*WHAT IS NEEDED*
Because the pictures are not wanted, give back only the exact text of every entry below.

========================================

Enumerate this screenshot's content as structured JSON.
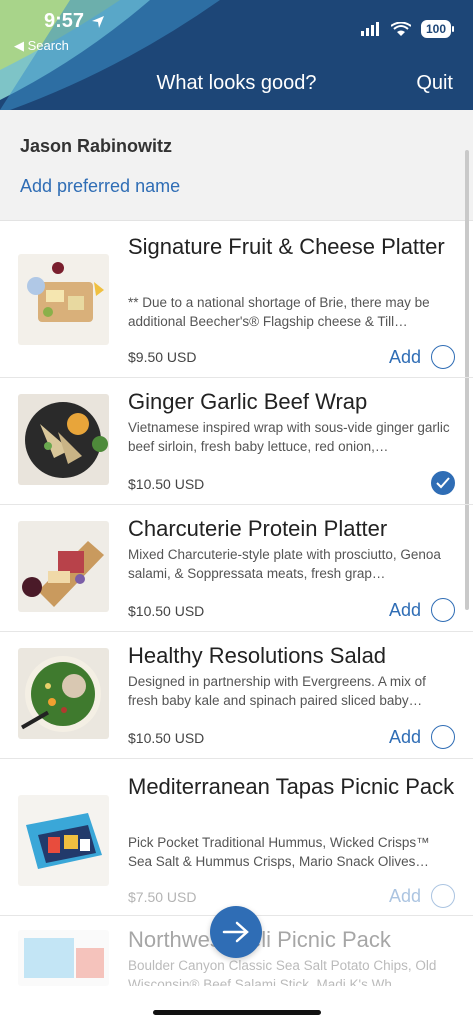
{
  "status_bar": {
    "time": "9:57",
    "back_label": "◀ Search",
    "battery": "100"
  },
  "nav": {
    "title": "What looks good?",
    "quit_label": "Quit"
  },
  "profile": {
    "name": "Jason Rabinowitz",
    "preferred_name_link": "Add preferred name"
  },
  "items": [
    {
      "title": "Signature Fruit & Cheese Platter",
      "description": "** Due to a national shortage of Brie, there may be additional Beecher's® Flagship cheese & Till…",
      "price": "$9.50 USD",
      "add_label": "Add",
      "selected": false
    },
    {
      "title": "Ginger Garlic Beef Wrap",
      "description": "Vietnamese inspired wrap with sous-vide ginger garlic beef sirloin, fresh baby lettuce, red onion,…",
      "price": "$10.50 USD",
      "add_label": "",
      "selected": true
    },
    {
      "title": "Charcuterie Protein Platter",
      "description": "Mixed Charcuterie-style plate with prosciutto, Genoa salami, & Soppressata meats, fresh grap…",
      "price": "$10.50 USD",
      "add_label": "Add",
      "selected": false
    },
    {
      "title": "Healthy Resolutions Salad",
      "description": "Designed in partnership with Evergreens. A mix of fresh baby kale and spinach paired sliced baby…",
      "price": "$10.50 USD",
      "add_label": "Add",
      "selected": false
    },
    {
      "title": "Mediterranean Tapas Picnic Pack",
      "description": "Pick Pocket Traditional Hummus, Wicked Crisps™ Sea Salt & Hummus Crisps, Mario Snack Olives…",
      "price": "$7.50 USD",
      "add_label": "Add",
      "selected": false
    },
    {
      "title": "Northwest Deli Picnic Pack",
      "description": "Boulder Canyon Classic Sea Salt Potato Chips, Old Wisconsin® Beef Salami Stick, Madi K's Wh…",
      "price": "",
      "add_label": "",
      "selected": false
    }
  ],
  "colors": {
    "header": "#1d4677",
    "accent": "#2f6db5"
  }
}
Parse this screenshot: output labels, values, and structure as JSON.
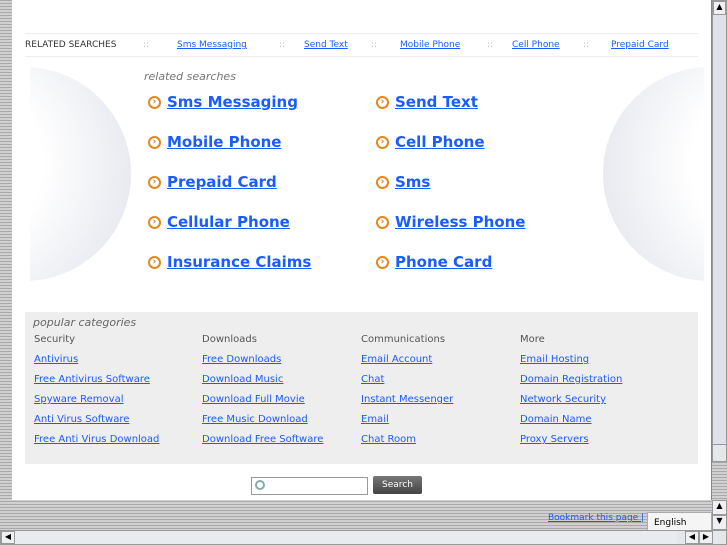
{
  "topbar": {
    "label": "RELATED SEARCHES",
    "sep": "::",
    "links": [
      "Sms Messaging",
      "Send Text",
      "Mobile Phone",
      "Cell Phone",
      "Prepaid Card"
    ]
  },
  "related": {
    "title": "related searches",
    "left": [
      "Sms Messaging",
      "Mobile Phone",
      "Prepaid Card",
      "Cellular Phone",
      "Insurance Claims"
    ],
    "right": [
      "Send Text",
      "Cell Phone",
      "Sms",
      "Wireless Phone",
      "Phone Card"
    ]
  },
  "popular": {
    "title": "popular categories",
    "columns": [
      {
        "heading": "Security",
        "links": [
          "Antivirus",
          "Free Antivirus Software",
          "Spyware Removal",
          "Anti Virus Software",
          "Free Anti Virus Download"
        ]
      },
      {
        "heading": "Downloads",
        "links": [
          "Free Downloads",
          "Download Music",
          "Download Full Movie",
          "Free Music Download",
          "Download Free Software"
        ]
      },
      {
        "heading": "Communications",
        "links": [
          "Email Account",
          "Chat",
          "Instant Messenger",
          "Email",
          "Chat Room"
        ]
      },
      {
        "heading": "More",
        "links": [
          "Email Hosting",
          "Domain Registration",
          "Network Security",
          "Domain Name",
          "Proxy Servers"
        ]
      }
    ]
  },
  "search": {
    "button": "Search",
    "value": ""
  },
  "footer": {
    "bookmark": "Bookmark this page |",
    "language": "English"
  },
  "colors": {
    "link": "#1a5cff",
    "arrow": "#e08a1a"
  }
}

========================================

*OUTPUT*
Enumerate this screenshot's content as structured JSON.
{
  "status_bar": {
    "time": "9:57",
    "back_label": "◀ Search",
    "battery": "100"
  },
  "nav": {
    "title": "What looks good?",
    "quit_label": "Quit"
  },
  "profile": {
    "name": "Jason Rabinowitz",
    "preferred_name_link": "Add preferred name"
  },
  "items": [
    {
      "title": "Signature Fruit & Cheese Platter",
      "description": "** Due to a national shortage of Brie, there may be additional Beecher's® Flagship cheese & Till…",
      "price": "$9.50 USD",
      "add_label": "Add",
      "selected": false
    },
    {
      "title": "Ginger Garlic Beef Wrap",
      "description": "Vietnamese inspired wrap with sous-vide ginger garlic beef sirloin, fresh baby lettuce, red onion,…",
      "price": "$10.50 USD",
      "add_label": "",
      "selected": true
    },
    {
      "title": "Charcuterie Protein Platter",
      "description": "Mixed Charcuterie-style plate with prosciutto, Genoa salami, & Soppressata meats, fresh grap…",
      "price": "$10.50 USD",
      "add_label": "Add",
      "selected": false
    },
    {
      "title": "Healthy Resolutions Salad",
      "description": "Designed in partnership with Evergreens. A mix of fresh baby kale and spinach paired sliced baby…",
      "price": "$10.50 USD",
      "add_label": "Add",
      "selected": false
    },
    {
      "title": "Mediterranean Tapas Picnic Pack",
      "description": "Pick Pocket Traditional Hummus, Wicked Crisps™ Sea Salt & Hummus Crisps, Mario Snack Olives…",
      "price": "$7.50 USD",
      "add_label": "Add",
      "selected": false
    },
    {
      "title": "Northwest Deli Picnic Pack",
      "description": "Boulder Canyon Classic Sea Salt Potato Chips, Old Wisconsin® Beef Salami Stick, Madi K's Wh…",
      "price": "",
      "add_label": "",
      "selected": false
    }
  ],
  "colors": {
    "header": "#1d4677",
    "accent": "#2f6db5"
  }
}
Parse this screenshot: output labels, values, and structure as JSON.
{
  "topbar": {
    "label": "RELATED SEARCHES",
    "sep": "::",
    "links": [
      "Sms Messaging",
      "Send Text",
      "Mobile Phone",
      "Cell Phone",
      "Prepaid Card"
    ]
  },
  "related": {
    "title": "related searches",
    "left": [
      "Sms Messaging",
      "Mobile Phone",
      "Prepaid Card",
      "Cellular Phone",
      "Insurance Claims"
    ],
    "right": [
      "Send Text",
      "Cell Phone",
      "Sms",
      "Wireless Phone",
      "Phone Card"
    ]
  },
  "popular": {
    "title": "popular categories",
    "columns": [
      {
        "heading": "Security",
        "links": [
          "Antivirus",
          "Free Antivirus Software",
          "Spyware Removal",
          "Anti Virus Software",
          "Free Anti Virus Download"
        ]
      },
      {
        "heading": "Downloads",
        "links": [
          "Free Downloads",
          "Download Music",
          "Download Full Movie",
          "Free Music Download",
          "Download Free Software"
        ]
      },
      {
        "heading": "Communications",
        "links": [
          "Email Account",
          "Chat",
          "Instant Messenger",
          "Email",
          "Chat Room"
        ]
      },
      {
        "heading": "More",
        "links": [
          "Email Hosting",
          "Domain Registration",
          "Network Security",
          "Domain Name",
          "Proxy Servers"
        ]
      }
    ]
  },
  "search": {
    "button": "Search",
    "value": ""
  },
  "footer": {
    "bookmark": "Bookmark this page |",
    "language": "English"
  },
  "colors": {
    "link": "#1a5cff",
    "arrow": "#e08a1a"
  }
}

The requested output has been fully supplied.